**Stated task**
The records should be written out in full, with nothing altered.

**Available records**

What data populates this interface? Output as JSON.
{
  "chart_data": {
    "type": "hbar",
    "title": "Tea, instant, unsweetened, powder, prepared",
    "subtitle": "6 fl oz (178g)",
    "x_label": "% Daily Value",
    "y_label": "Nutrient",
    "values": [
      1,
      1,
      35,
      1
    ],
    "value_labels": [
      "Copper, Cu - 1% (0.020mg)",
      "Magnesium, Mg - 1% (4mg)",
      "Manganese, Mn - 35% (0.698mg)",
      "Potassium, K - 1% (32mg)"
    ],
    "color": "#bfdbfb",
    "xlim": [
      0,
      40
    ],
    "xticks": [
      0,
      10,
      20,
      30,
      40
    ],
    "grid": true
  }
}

**Answer**
What data populates this interface? Output as JSON.
{
  "chart_data": {
    "type": "hbar",
    "title": "Tea, instant, unsweetened, powder, prepared",
    "subtitle": "6 fl oz (178g)",
    "x_label": "% Daily Value",
    "y_label": "Nutrient",
    "values": [
      1,
      1,
      35,
      1
    ],
    "value_labels": [
      "Copper, Cu - 1% (0.020mg)",
      "Magnesium, Mg - 1% (4mg)",
      "Manganese, Mn - 35% (0.698mg)",
      "Potassium, K - 1% (32mg)"
    ],
    "color": "#bfdbfb",
    "xlim": [
      0,
      40
    ],
    "xticks": [
      0,
      10,
      20,
      30,
      40
    ],
    "grid": true
  }
}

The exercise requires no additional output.